[Dataset records]
--------------------

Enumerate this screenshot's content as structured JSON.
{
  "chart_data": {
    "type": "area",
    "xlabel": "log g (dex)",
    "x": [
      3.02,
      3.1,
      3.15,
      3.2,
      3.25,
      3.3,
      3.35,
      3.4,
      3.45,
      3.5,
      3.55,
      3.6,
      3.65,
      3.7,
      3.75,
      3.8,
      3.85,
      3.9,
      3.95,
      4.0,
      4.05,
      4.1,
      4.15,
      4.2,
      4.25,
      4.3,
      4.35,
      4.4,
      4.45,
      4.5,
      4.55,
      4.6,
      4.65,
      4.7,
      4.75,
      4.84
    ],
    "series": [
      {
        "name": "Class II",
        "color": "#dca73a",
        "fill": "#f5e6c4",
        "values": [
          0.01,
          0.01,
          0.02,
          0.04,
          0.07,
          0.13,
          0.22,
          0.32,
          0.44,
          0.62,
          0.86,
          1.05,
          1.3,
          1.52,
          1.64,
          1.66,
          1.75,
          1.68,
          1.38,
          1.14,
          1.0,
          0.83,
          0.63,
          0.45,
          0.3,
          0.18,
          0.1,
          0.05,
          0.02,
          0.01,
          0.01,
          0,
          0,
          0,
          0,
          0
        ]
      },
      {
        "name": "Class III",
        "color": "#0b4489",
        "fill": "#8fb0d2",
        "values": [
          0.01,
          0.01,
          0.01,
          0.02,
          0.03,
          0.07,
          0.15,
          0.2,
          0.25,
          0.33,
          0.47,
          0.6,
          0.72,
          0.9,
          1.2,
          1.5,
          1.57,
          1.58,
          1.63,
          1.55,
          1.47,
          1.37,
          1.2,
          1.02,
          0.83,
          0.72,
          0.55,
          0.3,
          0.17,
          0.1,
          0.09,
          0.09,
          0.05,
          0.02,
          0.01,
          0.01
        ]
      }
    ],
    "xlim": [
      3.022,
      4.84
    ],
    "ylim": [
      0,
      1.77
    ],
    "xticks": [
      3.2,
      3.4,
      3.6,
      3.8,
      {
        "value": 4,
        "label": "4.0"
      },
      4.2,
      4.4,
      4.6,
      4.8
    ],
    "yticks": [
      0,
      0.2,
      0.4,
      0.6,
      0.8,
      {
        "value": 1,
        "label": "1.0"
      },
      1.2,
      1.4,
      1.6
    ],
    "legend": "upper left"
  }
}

--------------------

THE REQUEST » Transcribe all entries exactly as they are given.

OUTPUT OF THE EXERCISE »
Enumerate this screenshot's content as structured JSON.
{
  "chart_data": {
    "type": "area",
    "xlabel": "log g (dex)",
    "x": [
      3.02,
      3.1,
      3.15,
      3.2,
      3.25,
      3.3,
      3.35,
      3.4,
      3.45,
      3.5,
      3.55,
      3.6,
      3.65,
      3.7,
      3.75,
      3.8,
      3.85,
      3.9,
      3.95,
      4.0,
      4.05,
      4.1,
      4.15,
      4.2,
      4.25,
      4.3,
      4.35,
      4.4,
      4.45,
      4.5,
      4.55,
      4.6,
      4.65,
      4.7,
      4.75,
      4.84
    ],
    "series": [
      {
        "name": "Class II",
        "color": "#dca73a",
        "fill": "#f5e6c4",
        "values": [
          0.01,
          0.01,
          0.02,
          0.04,
          0.07,
          0.13,
          0.22,
          0.32,
          0.44,
          0.62,
          0.86,
          1.05,
          1.3,
          1.52,
          1.64,
          1.66,
          1.75,
          1.68,
          1.38,
          1.14,
          1.0,
          0.83,
          0.63,
          0.45,
          0.3,
          0.18,
          0.1,
          0.05,
          0.02,
          0.01,
          0.01,
          0,
          0,
          0,
          0,
          0
        ]
      },
      {
        "name": "Class III",
        "color": "#0b4489",
        "fill": "#8fb0d2",
        "values": [
          0.01,
          0.01,
          0.01,
          0.02,
          0.03,
          0.07,
          0.15,
          0.2,
          0.25,
          0.33,
          0.47,
          0.6,
          0.72,
          0.9,
          1.2,
          1.5,
          1.57,
          1.58,
          1.63,
          1.55,
          1.47,
          1.37,
          1.2,
          1.02,
          0.83,
          0.72,
          0.55,
          0.3,
          0.17,
          0.1,
          0.09,
          0.09,
          0.05,
          0.02,
          0.01,
          0.01
        ]
      }
    ],
    "xlim": [
      3.022,
      4.84
    ],
    "ylim": [
      0,
      1.77
    ],
    "xticks": [
      3.2,
      3.4,
      3.6,
      3.8,
      {
        "value": 4,
        "label": "4.0"
      },
      4.2,
      4.4,
      4.6,
      4.8
    ],
    "yticks": [
      0,
      0.2,
      0.4,
      0.6,
      0.8,
      {
        "value": 1,
        "label": "1.0"
      },
      1.2,
      1.4,
      1.6
    ],
    "legend": "upper left"
  }
}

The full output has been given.